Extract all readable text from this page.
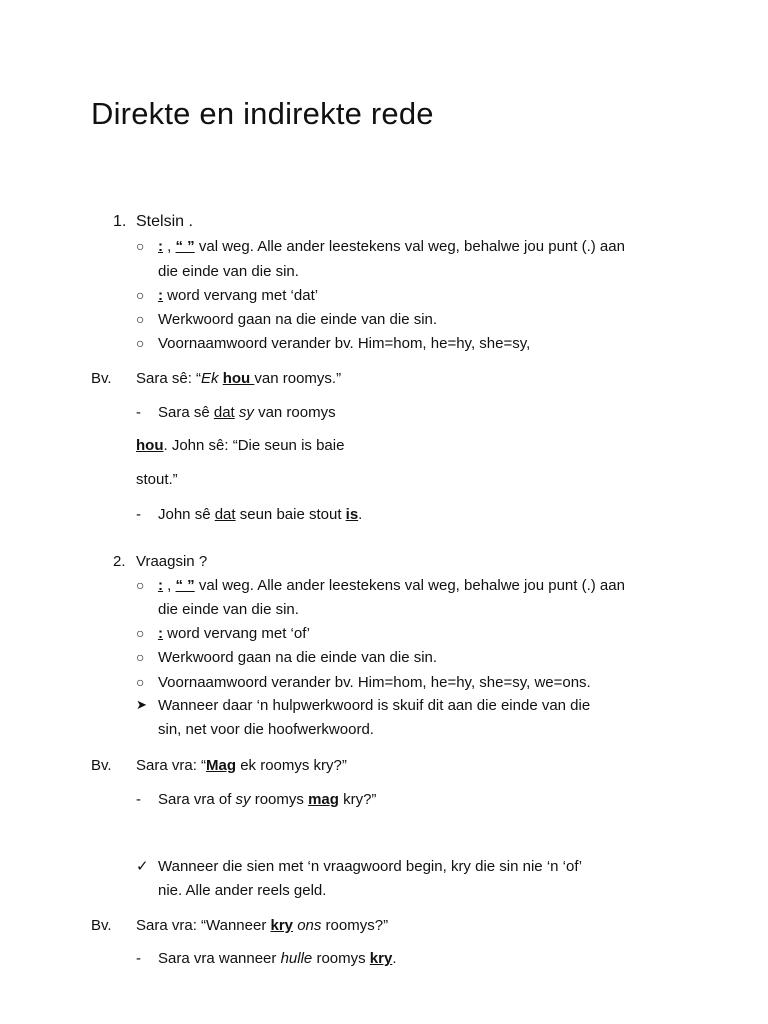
Direkte en indirekte rede
1. Stelsin .
○ : , “ ” val weg. Alle ander leestekens val weg, behalwe jou punt (.) aan
die einde van die sin.
○ : word vervang met ‘dat’
○ Werkwoord gaan na die einde van die sin.
○ Voornaamwoord verander bv. Him=hom, he=hy, she=sy,
Bv. Sara sê: “Ek hou van roomys.”
- Sara sê dat sy van roomys
hou. John sê: “Die seun is baie
stout.”
- John sê dat seun baie stout is.
2. Vraagsin ?
○ : , “ ” val weg. Alle ander leestekens val weg, behalwe jou punt (.) aan
die einde van die sin.
○ : word vervang met ‘of’
○ Werkwoord gaan na die einde van die sin.
○ Voornaamwoord verander bv. Him=hom, he=hy, she=sy, we=ons.
➤ Wanneer daar ‘n hulpwerkwoord is skuif dit aan die einde van die
sin, net voor die hoofwerkwoord.
Bv. Sara vra: “Mag ek roomys kry?”
- Sara vra of sy roomys mag kry?”
✓ Wanneer die sien met ‘n vraagwoord begin, kry die sin nie ‘n ‘of’
nie. Alle ander reels geld.
Bv. Sara vra: “Wanneer kry ons roomys?”
- Sara vra wanneer hulle roomys kry.
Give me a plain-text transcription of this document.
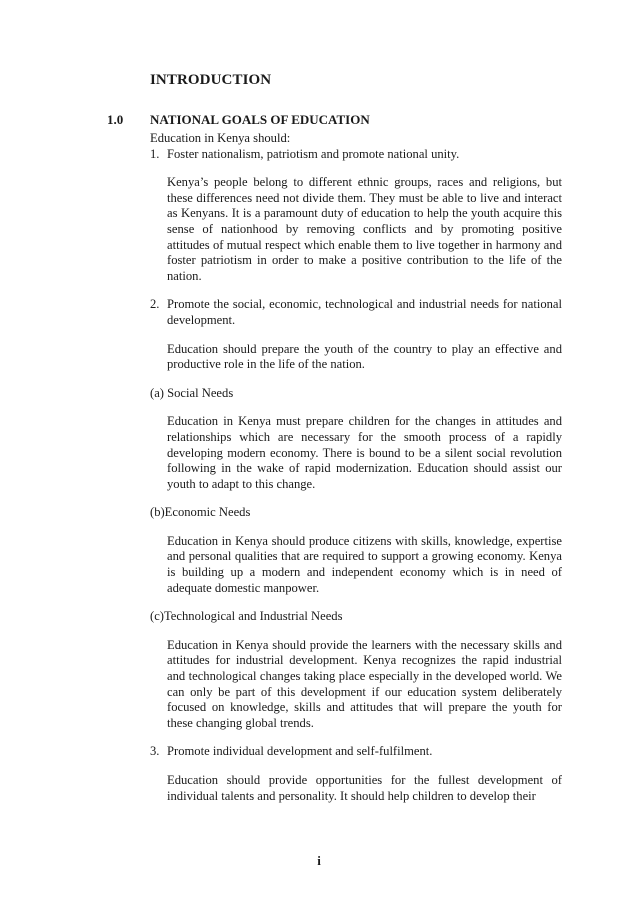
INTRODUCTION
1.0 NATIONAL GOALS OF EDUCATION

Education in Kenya should:

1. Foster nationalism, patriotism and promote national unity.

Kenya’s people belong to different ethnic groups, races and religions, but these differences need not divide them. They must be able to live and interact as Kenyans. It is a paramount duty of education to help the youth acquire this sense of nationhood by removing conflicts and by promoting positive attitudes of mutual respect which enable them to live together in harmony and foster patriotism in order to make a positive contribution to the life of the nation.

2. Promote the social, economic, technological and industrial needs for national development.

Education should prepare the youth of the country to play an effective and productive role in the life of the nation.

(a) Social Needs

Education in Kenya must prepare children for the changes in attitudes and relationships which are necessary for the smooth process of a rapidly developing modern economy. There is bound to be a silent social revolution following in the wake of rapid modernization. Education should assist our youth to adapt to this change.

(b)Economic Needs

Education in Kenya should produce citizens with skills, knowledge, expertise and personal qualities that are required to support a growing economy. Kenya is building up a modern and independent economy which is in need of adequate domestic manpower.

(c)Technological and Industrial Needs

Education in Kenya should provide the learners with the necessary skills and attitudes for industrial development. Kenya recognizes the rapid industrial and technological changes taking place especially in the developed world. We can only be part of this development if our education system deliberately focused on knowledge, skills and attitudes that will prepare the youth for these changing global trends.

3. Promote individual development and self-fulfilment.

Education should provide opportunities for the fullest development of individual talents and personality. It should help children to develop their

i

------------------------------------

* EXERCISE:
Collect the lines of the records that include the string "Voornaamwoord".

* CORRECT RESPONSE:
○ Voornaamwoord verander bv. Him=hom, he=hy, she=sy,
○ Voornaamwoord verander bv. Him=hom, he=hy, she=sy, we=ons.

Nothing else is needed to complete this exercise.